▶ WHAT TO PRODUCE
Reproduce the listing below with every "legend-swatch" renamed to "color-swatch" and nothing else altered. Leave the pictures out of your answer.
━━━━━ DATA SHOWN
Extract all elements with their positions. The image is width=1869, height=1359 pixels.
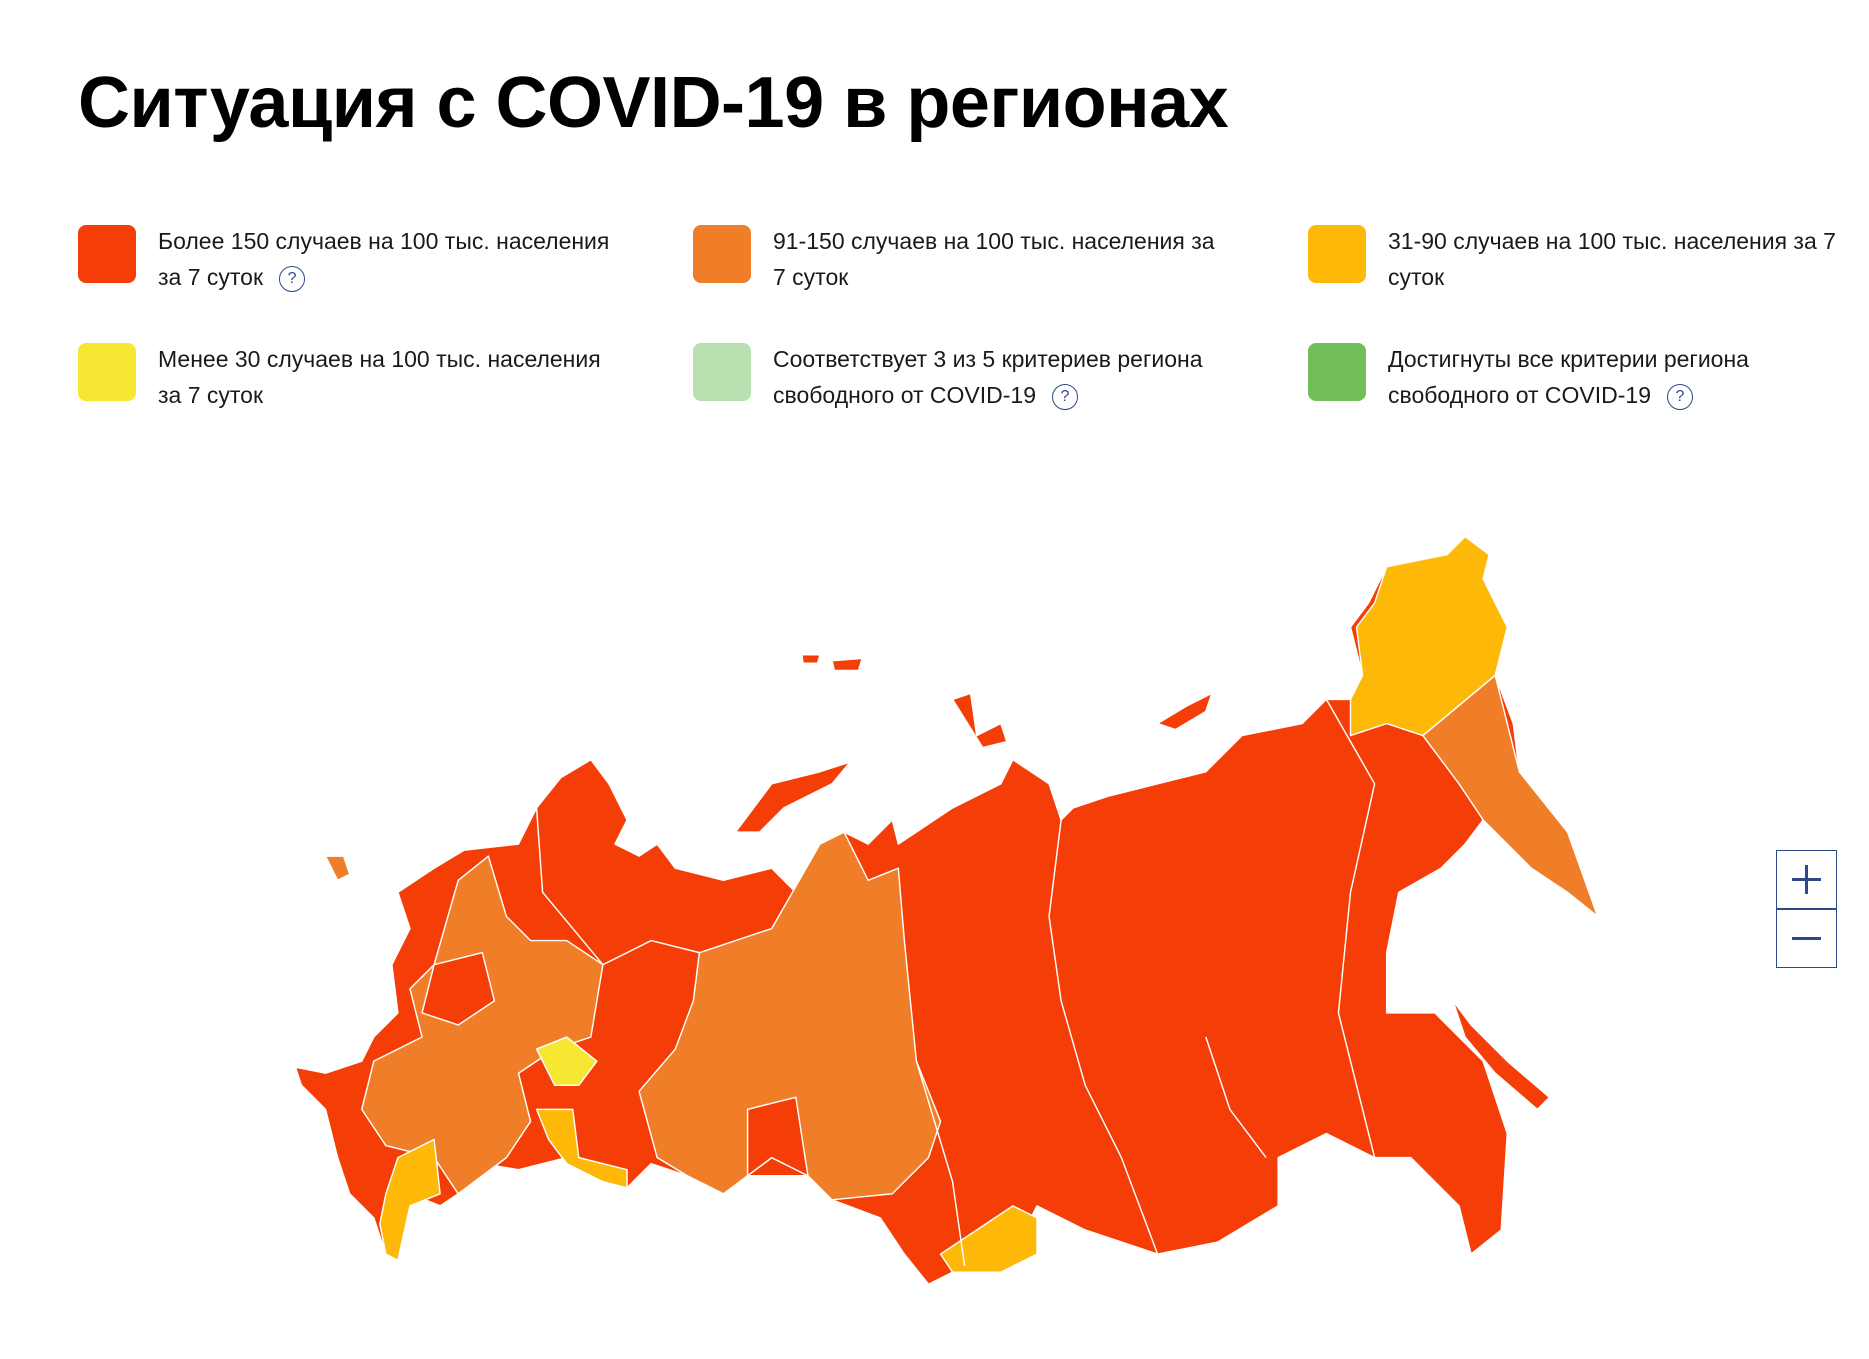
legend-text: Соответствует 3 из 5 критериев региона с… — [773, 346, 1203, 408]
legend-text: 91-150 случаев на 100 тыс. населения за … — [773, 228, 1215, 290]
legend-label: 91-150 случаев на 100 тыс. населения за … — [773, 223, 1233, 295]
legend-swatch — [78, 343, 136, 401]
border — [1205, 1036, 1267, 1159]
legend-label: Достигнуты все критерии региона свободно… — [1388, 341, 1848, 413]
island — [734, 761, 851, 833]
legend-text: 31-90 случаев на 100 тыс. населения за 7… — [1388, 228, 1836, 290]
region[interactable] — [1452, 1000, 1551, 1111]
legend-text: Более 150 случаев на 100 тыс. населения … — [158, 228, 610, 290]
island — [1156, 692, 1213, 731]
zoom-in[interactable] — [1776, 850, 1837, 909]
legend-label: Менее 30 случаев на 100 тыс. населения з… — [158, 341, 618, 413]
island — [801, 654, 821, 664]
region[interactable] — [379, 1138, 441, 1261]
legend-swatch — [1308, 343, 1366, 401]
border — [1048, 819, 1159, 1255]
help-icon[interactable]: ? — [279, 265, 306, 292]
legend-text: Менее 30 случаев на 100 тыс. населения з… — [158, 346, 601, 408]
border — [535, 807, 700, 966]
help-icon[interactable]: ? — [1051, 383, 1078, 410]
plus-icon — [1792, 865, 1821, 894]
legend-label: Соответствует 3 из 5 критериев региона с… — [773, 341, 1233, 413]
region[interactable] — [361, 855, 604, 1195]
legend-swatch — [78, 225, 136, 283]
region[interactable] — [746, 1096, 809, 1177]
region[interactable] — [1422, 674, 1599, 918]
region[interactable] — [535, 1036, 598, 1086]
legend-swatch — [693, 343, 751, 401]
region[interactable] — [421, 951, 496, 1026]
help-icon[interactable]: ? — [1666, 383, 1693, 410]
border — [1325, 699, 1376, 1158]
zoom-out[interactable] — [1776, 909, 1837, 968]
region[interactable] — [324, 855, 351, 881]
region[interactable] — [638, 831, 942, 1201]
page-title: Ситуация с COVID-19 в регионах — [78, 63, 1229, 143]
legend-text: Достигнуты все критерии региона свободно… — [1388, 346, 1749, 408]
region[interactable] — [939, 1205, 1038, 1273]
island — [831, 657, 863, 672]
legend-swatch — [693, 225, 751, 283]
legend-label: Более 150 случаев на 100 тыс. населения … — [158, 223, 618, 295]
legend-label: 31-90 случаев на 100 тыс. населения за 7… — [1388, 223, 1848, 295]
minus-icon — [1792, 937, 1821, 940]
region[interactable] — [535, 1108, 628, 1189]
legend-swatch — [1308, 225, 1366, 283]
region[interactable] — [1349, 535, 1508, 737]
island — [951, 692, 1008, 749]
border — [915, 1060, 966, 1267]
━━━━━━━━━━
▶ WRITTEN SOLUTION
Extract all elements with their positions. The image is width=1869, height=1359 pixels.
legend-text: Соответствует 3 из 5 критериев региона с… — [773, 346, 1203, 408]
legend-text: 91-150 случаев на 100 тыс. населения за … — [773, 228, 1215, 290]
legend-label: 91-150 случаев на 100 тыс. населения за … — [773, 223, 1233, 295]
color-swatch — [78, 343, 136, 401]
border — [1205, 1036, 1267, 1159]
legend-label: Достигнуты все критерии региона свободно… — [1388, 341, 1848, 413]
island — [734, 761, 851, 833]
legend-text: 31-90 случаев на 100 тыс. населения за 7… — [1388, 228, 1836, 290]
region[interactable] — [1452, 1000, 1551, 1111]
legend-text: Более 150 случаев на 100 тыс. населения … — [158, 228, 610, 290]
island — [1156, 692, 1213, 731]
zoom-in[interactable] — [1776, 850, 1837, 909]
legend-label: Менее 30 случаев на 100 тыс. населения з… — [158, 341, 618, 413]
island — [801, 654, 821, 664]
region[interactable] — [379, 1138, 441, 1261]
color-swatch — [1308, 343, 1366, 401]
border — [1048, 819, 1159, 1255]
help-icon[interactable]: ? — [279, 265, 306, 292]
legend-text: Менее 30 случаев на 100 тыс. населения з… — [158, 346, 601, 408]
border — [535, 807, 700, 966]
help-icon[interactable]: ? — [1051, 383, 1078, 410]
plus-icon — [1792, 865, 1821, 894]
legend-label: Соответствует 3 из 5 критериев региона с… — [773, 341, 1233, 413]
region[interactable] — [361, 855, 604, 1195]
color-swatch — [78, 225, 136, 283]
region[interactable] — [746, 1096, 809, 1177]
region[interactable] — [1422, 674, 1599, 918]
region[interactable] — [535, 1036, 598, 1086]
color-swatch — [693, 343, 751, 401]
region[interactable] — [421, 951, 496, 1026]
help-icon[interactable]: ? — [1666, 383, 1693, 410]
border — [1325, 699, 1376, 1158]
zoom-out[interactable] — [1776, 909, 1837, 968]
region[interactable] — [324, 855, 351, 881]
region[interactable] — [638, 831, 942, 1201]
page-title: Ситуация с COVID-19 в регионах — [78, 63, 1229, 143]
legend-text: Достигнуты все критерии региона свободно… — [1388, 346, 1749, 408]
region[interactable] — [939, 1205, 1038, 1273]
island — [831, 657, 863, 672]
color-swatch — [693, 225, 751, 283]
legend-label: Более 150 случаев на 100 тыс. населения … — [158, 223, 618, 295]
legend-label: 31-90 случаев на 100 тыс. населения за 7… — [1388, 223, 1848, 295]
minus-icon — [1792, 937, 1821, 940]
region[interactable] — [535, 1108, 628, 1189]
color-swatch — [1308, 225, 1366, 283]
region[interactable] — [1349, 535, 1508, 737]
island — [951, 692, 1008, 749]
border — [915, 1060, 966, 1267]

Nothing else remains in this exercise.